Records from a collection:
-- Start --

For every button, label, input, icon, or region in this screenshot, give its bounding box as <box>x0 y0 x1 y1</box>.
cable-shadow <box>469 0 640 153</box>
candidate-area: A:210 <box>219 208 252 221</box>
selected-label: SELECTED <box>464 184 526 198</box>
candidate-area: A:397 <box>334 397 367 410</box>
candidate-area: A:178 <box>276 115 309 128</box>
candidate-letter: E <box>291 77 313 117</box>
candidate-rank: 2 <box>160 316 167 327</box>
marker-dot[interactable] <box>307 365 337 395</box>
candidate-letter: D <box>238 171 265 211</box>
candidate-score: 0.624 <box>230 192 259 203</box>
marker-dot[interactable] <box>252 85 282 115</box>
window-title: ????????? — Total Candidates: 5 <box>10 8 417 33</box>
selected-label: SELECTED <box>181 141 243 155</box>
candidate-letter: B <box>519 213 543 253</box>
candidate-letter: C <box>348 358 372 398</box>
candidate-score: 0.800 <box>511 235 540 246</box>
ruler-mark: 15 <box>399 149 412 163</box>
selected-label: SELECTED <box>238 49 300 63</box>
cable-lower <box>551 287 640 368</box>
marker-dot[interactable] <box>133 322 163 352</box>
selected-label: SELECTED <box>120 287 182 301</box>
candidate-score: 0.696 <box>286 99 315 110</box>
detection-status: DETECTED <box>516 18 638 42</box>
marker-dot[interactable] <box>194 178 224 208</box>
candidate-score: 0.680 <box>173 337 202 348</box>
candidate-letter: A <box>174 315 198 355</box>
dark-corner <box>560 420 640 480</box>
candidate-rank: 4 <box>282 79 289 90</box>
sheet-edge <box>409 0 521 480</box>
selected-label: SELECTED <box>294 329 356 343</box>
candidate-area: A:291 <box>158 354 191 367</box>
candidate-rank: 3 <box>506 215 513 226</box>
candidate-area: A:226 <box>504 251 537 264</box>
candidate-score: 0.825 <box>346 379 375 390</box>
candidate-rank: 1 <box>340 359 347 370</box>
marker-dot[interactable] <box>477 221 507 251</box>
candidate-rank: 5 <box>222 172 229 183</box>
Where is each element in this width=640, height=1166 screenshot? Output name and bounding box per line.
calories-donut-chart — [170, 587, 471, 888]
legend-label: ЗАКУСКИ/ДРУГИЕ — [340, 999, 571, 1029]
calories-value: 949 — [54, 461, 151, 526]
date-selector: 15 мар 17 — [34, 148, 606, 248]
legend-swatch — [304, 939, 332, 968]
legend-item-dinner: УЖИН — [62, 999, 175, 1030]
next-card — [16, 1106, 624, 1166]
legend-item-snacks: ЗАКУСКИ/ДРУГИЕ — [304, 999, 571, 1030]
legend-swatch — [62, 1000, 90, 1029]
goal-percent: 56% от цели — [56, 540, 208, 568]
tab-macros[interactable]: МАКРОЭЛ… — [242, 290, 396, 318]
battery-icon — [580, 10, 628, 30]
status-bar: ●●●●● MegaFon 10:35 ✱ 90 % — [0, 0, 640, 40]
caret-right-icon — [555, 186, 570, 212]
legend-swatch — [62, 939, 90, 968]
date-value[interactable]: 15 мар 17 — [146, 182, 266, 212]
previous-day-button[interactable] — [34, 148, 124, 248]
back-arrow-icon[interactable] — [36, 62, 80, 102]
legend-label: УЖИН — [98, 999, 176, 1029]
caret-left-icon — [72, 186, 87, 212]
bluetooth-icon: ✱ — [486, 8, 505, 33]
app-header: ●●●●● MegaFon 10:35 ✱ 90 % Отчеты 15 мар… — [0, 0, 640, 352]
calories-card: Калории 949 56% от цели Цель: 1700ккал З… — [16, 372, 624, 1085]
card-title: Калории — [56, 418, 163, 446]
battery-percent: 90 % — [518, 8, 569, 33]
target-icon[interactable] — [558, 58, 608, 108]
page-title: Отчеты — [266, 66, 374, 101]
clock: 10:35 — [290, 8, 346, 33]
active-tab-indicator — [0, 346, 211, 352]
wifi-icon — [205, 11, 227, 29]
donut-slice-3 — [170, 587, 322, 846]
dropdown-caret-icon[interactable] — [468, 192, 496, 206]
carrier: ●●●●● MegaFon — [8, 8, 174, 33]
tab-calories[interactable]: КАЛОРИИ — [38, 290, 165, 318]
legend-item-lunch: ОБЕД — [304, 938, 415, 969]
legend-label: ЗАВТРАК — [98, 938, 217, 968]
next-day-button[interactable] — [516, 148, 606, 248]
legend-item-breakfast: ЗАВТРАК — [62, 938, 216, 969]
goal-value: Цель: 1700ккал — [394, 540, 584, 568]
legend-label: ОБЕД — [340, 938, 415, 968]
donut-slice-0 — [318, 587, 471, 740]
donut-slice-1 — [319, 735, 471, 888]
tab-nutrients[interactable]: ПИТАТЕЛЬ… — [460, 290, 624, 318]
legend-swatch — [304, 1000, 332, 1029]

-- End --

- EXERCISE
Reproduce every item above word for word, line by line.

- ANSWER TO THIS EXERCISE
For every button, label, input, icon, or region in this screenshot, give its bounding box as <box>x0 y0 x1 y1</box>.
cable-shadow <box>469 0 640 153</box>
candidate-area: A:210 <box>219 208 252 221</box>
selected-label: SELECTED <box>464 184 526 198</box>
candidate-area: A:397 <box>334 397 367 410</box>
candidate-area: A:178 <box>276 115 309 128</box>
candidate-letter: E <box>291 77 313 117</box>
candidate-rank: 2 <box>160 316 167 327</box>
marker-dot[interactable] <box>307 365 337 395</box>
candidate-letter: D <box>238 171 265 211</box>
candidate-score: 0.624 <box>230 192 259 203</box>
marker-dot[interactable] <box>252 85 282 115</box>
window-title: ????????? — Total Candidates: 5 <box>10 8 417 33</box>
selected-label: SELECTED <box>181 141 243 155</box>
candidate-letter: B <box>519 213 543 253</box>
candidate-letter: C <box>348 358 372 398</box>
candidate-score: 0.800 <box>511 235 540 246</box>
ruler-mark: 15 <box>399 149 412 163</box>
selected-label: SELECTED <box>238 49 300 63</box>
cable-lower <box>551 287 640 368</box>
marker-dot[interactable] <box>133 322 163 352</box>
selected-label: SELECTED <box>120 287 182 301</box>
candidate-score: 0.696 <box>286 99 315 110</box>
detection-status: DETECTED <box>516 18 638 42</box>
marker-dot[interactable] <box>194 178 224 208</box>
candidate-score: 0.680 <box>173 337 202 348</box>
candidate-letter: A <box>174 315 198 355</box>
dark-corner <box>560 420 640 480</box>
candidate-rank: 4 <box>282 79 289 90</box>
sheet-edge <box>409 0 521 480</box>
selected-label: SELECTED <box>294 329 356 343</box>
candidate-area: A:291 <box>158 354 191 367</box>
candidate-rank: 3 <box>506 215 513 226</box>
candidate-area: A:226 <box>504 251 537 264</box>
candidate-score: 0.825 <box>346 379 375 390</box>
candidate-rank: 1 <box>340 359 347 370</box>
marker-dot[interactable] <box>477 221 507 251</box>
candidate-rank: 5 <box>222 172 229 183</box>
Where is each element in this width=640, height=1166 screenshot? Output name and bounding box per line.
calories-donut-chart — [170, 587, 471, 888]
legend-label: ЗАКУСКИ/ДРУГИЕ — [340, 999, 571, 1029]
calories-value: 949 — [54, 461, 151, 526]
date-selector: 15 мар 17 — [34, 148, 606, 248]
legend-swatch — [304, 939, 332, 968]
legend-item-dinner: УЖИН — [62, 999, 175, 1030]
next-card — [16, 1106, 624, 1166]
legend-item-snacks: ЗАКУСКИ/ДРУГИЕ — [304, 999, 571, 1030]
legend-swatch — [62, 1000, 90, 1029]
goal-percent: 56% от цели — [56, 540, 208, 568]
tab-macros[interactable]: МАКРОЭЛ… — [242, 290, 396, 318]
battery-icon — [580, 10, 628, 30]
status-bar: ●●●●● MegaFon 10:35 ✱ 90 % — [0, 0, 640, 40]
caret-right-icon — [555, 186, 570, 212]
legend-swatch — [62, 939, 90, 968]
date-value[interactable]: 15 мар 17 — [146, 182, 266, 212]
previous-day-button[interactable] — [34, 148, 124, 248]
back-arrow-icon[interactable] — [36, 62, 80, 102]
legend-label: УЖИН — [98, 999, 176, 1029]
caret-left-icon — [72, 186, 87, 212]
bluetooth-icon: ✱ — [486, 8, 505, 33]
app-header: ●●●●● MegaFon 10:35 ✱ 90 % Отчеты 15 мар… — [0, 0, 640, 352]
calories-card: Калории 949 56% от цели Цель: 1700ккал З… — [16, 372, 624, 1085]
card-title: Калории — [56, 418, 163, 446]
battery-percent: 90 % — [518, 8, 569, 33]
target-icon[interactable] — [558, 58, 608, 108]
page-title: Отчеты — [266, 66, 374, 101]
clock: 10:35 — [290, 8, 346, 33]
active-tab-indicator — [0, 346, 211, 352]
wifi-icon — [205, 11, 227, 29]
donut-slice-3 — [170, 587, 322, 846]
dropdown-caret-icon[interactable] — [468, 192, 496, 206]
carrier: ●●●●● MegaFon — [8, 8, 174, 33]
tab-calories[interactable]: КАЛОРИИ — [38, 290, 165, 318]
legend-item-lunch: ОБЕД — [304, 938, 415, 969]
legend-label: ЗАВТРАК — [98, 938, 217, 968]
next-day-button[interactable] — [516, 148, 606, 248]
legend-item-breakfast: ЗАВТРАК — [62, 938, 216, 969]
goal-value: Цель: 1700ккал — [394, 540, 584, 568]
legend-label: ОБЕД — [340, 938, 415, 968]
donut-slice-0 — [318, 587, 471, 740]
donut-slice-1 — [319, 735, 471, 888]
tab-nutrients[interactable]: ПИТАТЕЛЬ… — [460, 290, 624, 318]
legend-swatch — [304, 1000, 332, 1029]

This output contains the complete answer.